((

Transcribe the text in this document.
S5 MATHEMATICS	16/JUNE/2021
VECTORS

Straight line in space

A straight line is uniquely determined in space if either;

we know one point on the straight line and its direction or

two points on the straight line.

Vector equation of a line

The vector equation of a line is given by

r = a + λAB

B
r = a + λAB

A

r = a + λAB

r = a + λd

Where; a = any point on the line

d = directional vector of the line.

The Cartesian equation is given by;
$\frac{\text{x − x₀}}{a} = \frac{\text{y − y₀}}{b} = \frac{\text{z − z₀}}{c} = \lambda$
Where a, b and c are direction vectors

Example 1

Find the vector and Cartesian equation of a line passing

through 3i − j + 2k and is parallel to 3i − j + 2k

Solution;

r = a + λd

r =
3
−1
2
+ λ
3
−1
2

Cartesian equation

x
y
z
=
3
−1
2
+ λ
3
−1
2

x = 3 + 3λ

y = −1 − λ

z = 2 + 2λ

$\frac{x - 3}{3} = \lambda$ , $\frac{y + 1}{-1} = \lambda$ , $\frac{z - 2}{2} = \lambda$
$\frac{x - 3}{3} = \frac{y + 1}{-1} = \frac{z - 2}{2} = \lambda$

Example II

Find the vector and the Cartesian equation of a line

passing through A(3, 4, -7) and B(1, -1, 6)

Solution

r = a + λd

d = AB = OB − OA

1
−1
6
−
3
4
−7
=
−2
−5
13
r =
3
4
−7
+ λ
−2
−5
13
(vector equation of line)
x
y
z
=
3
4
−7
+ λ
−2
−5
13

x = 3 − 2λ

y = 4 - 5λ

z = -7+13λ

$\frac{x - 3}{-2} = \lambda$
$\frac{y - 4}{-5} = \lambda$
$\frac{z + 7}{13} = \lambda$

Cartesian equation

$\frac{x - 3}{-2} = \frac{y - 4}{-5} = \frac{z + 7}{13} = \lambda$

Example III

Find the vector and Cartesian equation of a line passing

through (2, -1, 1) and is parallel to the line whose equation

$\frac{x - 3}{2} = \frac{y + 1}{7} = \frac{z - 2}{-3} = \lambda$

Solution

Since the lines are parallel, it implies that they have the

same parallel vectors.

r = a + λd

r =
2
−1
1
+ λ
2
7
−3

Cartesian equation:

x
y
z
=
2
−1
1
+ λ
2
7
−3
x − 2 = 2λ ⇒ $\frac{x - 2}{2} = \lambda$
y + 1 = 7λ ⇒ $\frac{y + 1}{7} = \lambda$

))

EXERCISE TASK:
Would you restate each of the entries word for word?

ANSWER TO THE EXERCISE:
Transcribe the text in this document.
S5 MATHEMATICS	16/JUNE/2021
VECTORS

Straight line in space

A straight line is uniquely determined in space if either;

we know one point on the straight line and its direction or

two points on the straight line.

Vector equation of a line

The vector equation of a line is given by

r = a + λAB

B
r = a + λAB

A

r = a + λAB

r = a + λd

Where; a = any point on the line

d = directional vector of the line.

The Cartesian equation is given by;
$\frac{\text{x − x₀}}{a} = \frac{\text{y − y₀}}{b} = \frac{\text{z − z₀}}{c} = \lambda$
Where a, b and c are direction vectors

Example 1

Find the vector and Cartesian equation of a line passing

through 3i − j + 2k and is parallel to 3i − j + 2k

Solution;

r = a + λd

r =
3
−1
2
+ λ
3
−1
2

Cartesian equation

x
y
z
=
3
−1
2
+ λ
3
−1
2

x = 3 + 3λ

y = −1 − λ

z = 2 + 2λ

$\frac{x - 3}{3} = \lambda$ , $\frac{y + 1}{-1} = \lambda$ , $\frac{z - 2}{2} = \lambda$
$\frac{x - 3}{3} = \frac{y + 1}{-1} = \frac{z - 2}{2} = \lambda$

Example II

Find the vector and the Cartesian equation of a line

passing through A(3, 4, -7) and B(1, -1, 6)

Solution

r = a + λd

d = AB = OB − OA

1
−1
6
−
3
4
−7
=
−2
−5
13
r =
3
4
−7
+ λ
−2
−5
13
(vector equation of line)
x
y
z
=
3
4
−7
+ λ
−2
−5
13

x = 3 − 2λ

y = 4 - 5λ

z = -7+13λ

$\frac{x - 3}{-2} = \lambda$
$\frac{y - 4}{-5} = \lambda$
$\frac{z + 7}{13} = \lambda$

Cartesian equation

$\frac{x - 3}{-2} = \frac{y - 4}{-5} = \frac{z + 7}{13} = \lambda$

Example III

Find the vector and Cartesian equation of a line passing

through (2, -1, 1) and is parallel to the line whose equation

$\frac{x - 3}{2} = \frac{y + 1}{7} = \frac{z - 2}{-3} = \lambda$

Solution

Since the lines are parallel, it implies that they have the

same parallel vectors.

r = a + λd

r =
2
−1
1
+ λ
2
7
−3

Cartesian equation:

x
y
z
=
2
−1
1
+ λ
2
7
−3
x − 2 = 2λ ⇒ $\frac{x - 2}{2} = \lambda$
y + 1 = 7λ ⇒ $\frac{y + 1}{7} = \lambda$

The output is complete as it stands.